## What you should do
Output every entry exactly as given.

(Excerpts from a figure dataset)
>> begin

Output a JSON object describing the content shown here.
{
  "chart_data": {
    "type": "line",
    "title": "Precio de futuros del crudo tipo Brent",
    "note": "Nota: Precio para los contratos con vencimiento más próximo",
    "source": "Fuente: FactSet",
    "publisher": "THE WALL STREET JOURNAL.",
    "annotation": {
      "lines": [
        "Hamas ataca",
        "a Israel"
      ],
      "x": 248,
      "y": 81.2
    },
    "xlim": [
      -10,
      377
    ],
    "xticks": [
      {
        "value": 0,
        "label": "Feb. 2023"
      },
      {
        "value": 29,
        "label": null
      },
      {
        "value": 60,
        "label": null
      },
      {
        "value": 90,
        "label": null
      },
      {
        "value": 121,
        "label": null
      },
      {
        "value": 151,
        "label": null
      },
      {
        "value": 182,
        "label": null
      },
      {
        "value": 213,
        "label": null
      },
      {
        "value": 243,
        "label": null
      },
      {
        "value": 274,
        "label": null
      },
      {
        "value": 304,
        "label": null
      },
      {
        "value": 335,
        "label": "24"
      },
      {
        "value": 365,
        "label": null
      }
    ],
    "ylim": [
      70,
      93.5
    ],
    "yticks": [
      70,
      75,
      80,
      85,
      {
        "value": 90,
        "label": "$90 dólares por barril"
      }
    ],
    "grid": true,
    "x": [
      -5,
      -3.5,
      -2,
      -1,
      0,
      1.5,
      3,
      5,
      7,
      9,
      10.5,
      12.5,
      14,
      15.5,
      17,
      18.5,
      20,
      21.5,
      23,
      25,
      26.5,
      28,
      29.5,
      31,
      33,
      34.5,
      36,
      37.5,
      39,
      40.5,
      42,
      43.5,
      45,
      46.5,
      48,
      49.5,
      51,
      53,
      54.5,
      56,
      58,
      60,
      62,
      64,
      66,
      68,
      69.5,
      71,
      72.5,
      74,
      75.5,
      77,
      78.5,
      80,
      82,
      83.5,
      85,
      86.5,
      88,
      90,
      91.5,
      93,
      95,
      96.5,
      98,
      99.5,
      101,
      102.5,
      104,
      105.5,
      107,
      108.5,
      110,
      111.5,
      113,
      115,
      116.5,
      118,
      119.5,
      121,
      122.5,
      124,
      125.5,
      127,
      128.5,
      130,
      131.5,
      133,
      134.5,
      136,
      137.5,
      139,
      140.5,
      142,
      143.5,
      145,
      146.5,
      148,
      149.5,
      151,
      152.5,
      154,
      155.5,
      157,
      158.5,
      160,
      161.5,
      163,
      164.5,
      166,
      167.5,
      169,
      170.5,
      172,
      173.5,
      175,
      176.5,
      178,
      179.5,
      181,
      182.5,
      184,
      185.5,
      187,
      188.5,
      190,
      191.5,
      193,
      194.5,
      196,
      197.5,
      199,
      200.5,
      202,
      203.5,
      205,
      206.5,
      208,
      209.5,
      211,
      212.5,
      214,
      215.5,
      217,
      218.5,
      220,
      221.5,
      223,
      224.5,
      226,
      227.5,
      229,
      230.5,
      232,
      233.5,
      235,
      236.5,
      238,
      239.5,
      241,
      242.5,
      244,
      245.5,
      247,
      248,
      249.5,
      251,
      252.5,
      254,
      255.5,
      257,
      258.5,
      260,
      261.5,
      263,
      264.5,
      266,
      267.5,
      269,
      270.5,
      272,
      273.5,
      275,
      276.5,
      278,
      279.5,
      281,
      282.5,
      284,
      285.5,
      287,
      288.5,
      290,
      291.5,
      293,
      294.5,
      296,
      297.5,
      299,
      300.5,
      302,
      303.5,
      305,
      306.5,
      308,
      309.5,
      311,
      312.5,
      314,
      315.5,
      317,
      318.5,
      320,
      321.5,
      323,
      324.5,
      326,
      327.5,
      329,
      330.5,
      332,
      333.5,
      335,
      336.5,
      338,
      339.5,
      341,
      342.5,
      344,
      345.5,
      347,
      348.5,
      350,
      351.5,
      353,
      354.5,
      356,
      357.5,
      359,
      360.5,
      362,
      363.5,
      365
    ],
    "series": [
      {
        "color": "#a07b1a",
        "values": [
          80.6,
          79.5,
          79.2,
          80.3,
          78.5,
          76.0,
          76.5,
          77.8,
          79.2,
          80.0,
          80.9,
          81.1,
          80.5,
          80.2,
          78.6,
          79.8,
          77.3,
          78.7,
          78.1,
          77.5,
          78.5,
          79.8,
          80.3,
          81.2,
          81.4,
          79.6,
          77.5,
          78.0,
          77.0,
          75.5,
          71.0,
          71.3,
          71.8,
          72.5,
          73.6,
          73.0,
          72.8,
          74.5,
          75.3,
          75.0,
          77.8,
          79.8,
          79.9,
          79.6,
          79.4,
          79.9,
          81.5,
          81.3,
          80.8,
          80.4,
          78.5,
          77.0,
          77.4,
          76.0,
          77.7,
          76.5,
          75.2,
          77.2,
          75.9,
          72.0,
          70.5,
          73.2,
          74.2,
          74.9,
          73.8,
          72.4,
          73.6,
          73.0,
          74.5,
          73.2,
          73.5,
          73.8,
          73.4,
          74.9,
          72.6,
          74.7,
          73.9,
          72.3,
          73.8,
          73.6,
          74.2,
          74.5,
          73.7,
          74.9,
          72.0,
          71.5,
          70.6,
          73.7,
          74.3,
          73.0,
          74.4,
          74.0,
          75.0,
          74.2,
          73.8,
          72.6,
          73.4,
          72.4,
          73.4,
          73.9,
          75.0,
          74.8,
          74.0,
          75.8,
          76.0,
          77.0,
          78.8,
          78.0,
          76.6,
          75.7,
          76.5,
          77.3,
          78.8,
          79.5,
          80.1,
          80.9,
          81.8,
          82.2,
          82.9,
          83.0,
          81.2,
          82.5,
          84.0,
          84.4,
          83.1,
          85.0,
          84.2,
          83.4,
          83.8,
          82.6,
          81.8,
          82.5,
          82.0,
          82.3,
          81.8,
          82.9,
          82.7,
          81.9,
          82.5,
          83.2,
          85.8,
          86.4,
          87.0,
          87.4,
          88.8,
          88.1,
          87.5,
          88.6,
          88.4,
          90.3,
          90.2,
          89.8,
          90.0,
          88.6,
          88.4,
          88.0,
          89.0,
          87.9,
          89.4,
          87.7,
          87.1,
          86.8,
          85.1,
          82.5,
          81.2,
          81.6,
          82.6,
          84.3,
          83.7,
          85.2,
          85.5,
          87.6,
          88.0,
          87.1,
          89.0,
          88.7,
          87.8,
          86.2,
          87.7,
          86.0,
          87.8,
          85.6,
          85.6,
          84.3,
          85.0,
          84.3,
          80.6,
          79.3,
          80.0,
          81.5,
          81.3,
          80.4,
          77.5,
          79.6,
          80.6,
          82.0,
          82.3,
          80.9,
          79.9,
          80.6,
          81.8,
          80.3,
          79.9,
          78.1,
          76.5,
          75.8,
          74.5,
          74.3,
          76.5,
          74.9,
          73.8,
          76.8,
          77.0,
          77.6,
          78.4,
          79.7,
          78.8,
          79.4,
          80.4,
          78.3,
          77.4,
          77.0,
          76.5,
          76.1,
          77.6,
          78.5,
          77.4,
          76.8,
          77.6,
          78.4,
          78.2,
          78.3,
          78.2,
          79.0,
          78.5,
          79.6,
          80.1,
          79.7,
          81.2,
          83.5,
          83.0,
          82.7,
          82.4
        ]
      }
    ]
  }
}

>> end

## Task output
Output a JSON object describing the content shown here.
{
  "chart_data": {
    "type": "line",
    "title": "Precio de futuros del crudo tipo Brent",
    "note": "Nota: Precio para los contratos con vencimiento más próximo",
    "source": "Fuente: FactSet",
    "publisher": "THE WALL STREET JOURNAL.",
    "annotation": {
      "lines": [
        "Hamas ataca",
        "a Israel"
      ],
      "x": 248,
      "y": 81.2
    },
    "xlim": [
      -10,
      377
    ],
    "xticks": [
      {
        "value": 0,
        "label": "Feb. 2023"
      },
      {
        "value": 29,
        "label": null
      },
      {
        "value": 60,
        "label": null
      },
      {
        "value": 90,
        "label": null
      },
      {
        "value": 121,
        "label": null
      },
      {
        "value": 151,
        "label": null
      },
      {
        "value": 182,
        "label": null
      },
      {
        "value": 213,
        "label": null
      },
      {
        "value": 243,
        "label": null
      },
      {
        "value": 274,
        "label": null
      },
      {
        "value": 304,
        "label": null
      },
      {
        "value": 335,
        "label": "24"
      },
      {
        "value": 365,
        "label": null
      }
    ],
    "ylim": [
      70,
      93.5
    ],
    "yticks": [
      70,
      75,
      80,
      85,
      {
        "value": 90,
        "label": "$90 dólares por barril"
      }
    ],
    "grid": true,
    "x": [
      -5,
      -3.5,
      -2,
      -1,
      0,
      1.5,
      3,
      5,
      7,
      9,
      10.5,
      12.5,
      14,
      15.5,
      17,
      18.5,
      20,
      21.5,
      23,
      25,
      26.5,
      28,
      29.5,
      31,
      33,
      34.5,
      36,
      37.5,
      39,
      40.5,
      42,
      43.5,
      45,
      46.5,
      48,
      49.5,
      51,
      53,
      54.5,
      56,
      58,
      60,
      62,
      64,
      66,
      68,
      69.5,
      71,
      72.5,
      74,
      75.5,
      77,
      78.5,
      80,
      82,
      83.5,
      85,
      86.5,
      88,
      90,
      91.5,
      93,
      95,
      96.5,
      98,
      99.5,
      101,
      102.5,
      104,
      105.5,
      107,
      108.5,
      110,
      111.5,
      113,
      115,
      116.5,
      118,
      119.5,
      121,
      122.5,
      124,
      125.5,
      127,
      128.5,
      130,
      131.5,
      133,
      134.5,
      136,
      137.5,
      139,
      140.5,
      142,
      143.5,
      145,
      146.5,
      148,
      149.5,
      151,
      152.5,
      154,
      155.5,
      157,
      158.5,
      160,
      161.5,
      163,
      164.5,
      166,
      167.5,
      169,
      170.5,
      172,
      173.5,
      175,
      176.5,
      178,
      179.5,
      181,
      182.5,
      184,
      185.5,
      187,
      188.5,
      190,
      191.5,
      193,
      194.5,
      196,
      197.5,
      199,
      200.5,
      202,
      203.5,
      205,
      206.5,
      208,
      209.5,
      211,
      212.5,
      214,
      215.5,
      217,
      218.5,
      220,
      221.5,
      223,
      224.5,
      226,
      227.5,
      229,
      230.5,
      232,
      233.5,
      235,
      236.5,
      238,
      239.5,
      241,
      242.5,
      244,
      245.5,
      247,
      248,
      249.5,
      251,
      252.5,
      254,
      255.5,
      257,
      258.5,
      260,
      261.5,
      263,
      264.5,
      266,
      267.5,
      269,
      270.5,
      272,
      273.5,
      275,
      276.5,
      278,
      279.5,
      281,
      282.5,
      284,
      285.5,
      287,
      288.5,
      290,
      291.5,
      293,
      294.5,
      296,
      297.5,
      299,
      300.5,
      302,
      303.5,
      305,
      306.5,
      308,
      309.5,
      311,
      312.5,
      314,
      315.5,
      317,
      318.5,
      320,
      321.5,
      323,
      324.5,
      326,
      327.5,
      329,
      330.5,
      332,
      333.5,
      335,
      336.5,
      338,
      339.5,
      341,
      342.5,
      344,
      345.5,
      347,
      348.5,
      350,
      351.5,
      353,
      354.5,
      356,
      357.5,
      359,
      360.5,
      362,
      363.5,
      365
    ],
    "series": [
      {
        "color": "#a07b1a",
        "values": [
          80.6,
          79.5,
          79.2,
          80.3,
          78.5,
          76.0,
          76.5,
          77.8,
          79.2,
          80.0,
          80.9,
          81.1,
          80.5,
          80.2,
          78.6,
          79.8,
          77.3,
          78.7,
          78.1,
          77.5,
          78.5,
          79.8,
          80.3,
          81.2,
          81.4,
          79.6,
          77.5,
          78.0,
          77.0,
          75.5,
          71.0,
          71.3,
          71.8,
          72.5,
          73.6,
          73.0,
          72.8,
          74.5,
          75.3,
          75.0,
          77.8,
          79.8,
          79.9,
          79.6,
          79.4,
          79.9,
          81.5,
          81.3,
          80.8,
          80.4,
          78.5,
          77.0,
          77.4,
          76.0,
          77.7,
          76.5,
          75.2,
          77.2,
          75.9,
          72.0,
          70.5,
          73.2,
          74.2,
          74.9,
          73.8,
          72.4,
          73.6,
          73.0,
          74.5,
          73.2,
          73.5,
          73.8,
          73.4,
          74.9,
          72.6,
          74.7,
          73.9,
          72.3,
          73.8,
          73.6,
          74.2,
          74.5,
          73.7,
          74.9,
          72.0,
          71.5,
          70.6,
          73.7,
          74.3,
          73.0,
          74.4,
          74.0,
          75.0,
          74.2,
          73.8,
          72.6,
          73.4,
          72.4,
          73.4,
          73.9,
          75.0,
          74.8,
          74.0,
          75.8,
          76.0,
          77.0,
          78.8,
          78.0,
          76.6,
          75.7,
          76.5,
          77.3,
          78.8,
          79.5,
          80.1,
          80.9,
          81.8,
          82.2,
          82.9,
          83.0,
          81.2,
          82.5,
          84.0,
          84.4,
          83.1,
          85.0,
          84.2,
          83.4,
          83.8,
          82.6,
          81.8,
          82.5,
          82.0,
          82.3,
          81.8,
          82.9,
          82.7,
          81.9,
          82.5,
          83.2,
          85.8,
          86.4,
          87.0,
          87.4,
          88.8,
          88.1,
          87.5,
          88.6,
          88.4,
          90.3,
          90.2,
          89.8,
          90.0,
          88.6,
          88.4,
          88.0,
          89.0,
          87.9,
          89.4,
          87.7,
          87.1,
          86.8,
          85.1,
          82.5,
          81.2,
          81.6,
          82.6,
          84.3,
          83.7,
          85.2,
          85.5,
          87.6,
          88.0,
          87.1,
          89.0,
          88.7,
          87.8,
          86.2,
          87.7,
          86.0,
          87.8,
          85.6,
          85.6,
          84.3,
          85.0,
          84.3,
          80.6,
          79.3,
          80.0,
          81.5,
          81.3,
          80.4,
          77.5,
          79.6,
          80.6,
          82.0,
          82.3,
          80.9,
          79.9,
          80.6,
          81.8,
          80.3,
          79.9,
          78.1,
          76.5,
          75.8,
          74.5,
          74.3,
          76.5,
          74.9,
          73.8,
          76.8,
          77.0,
          77.6,
          78.4,
          79.7,
          78.8,
          79.4,
          80.4,
          78.3,
          77.4,
          77.0,
          76.5,
          76.1,
          77.6,
          78.5,
          77.4,
          76.8,
          77.6,
          78.4,
          78.2,
          78.3,
          78.2,
          79.0,
          78.5,
          79.6,
          80.1,
          79.7,
          81.2,
          83.5,
          83.0,
          82.7,
          82.4
        ]
      }
    ]
  }
}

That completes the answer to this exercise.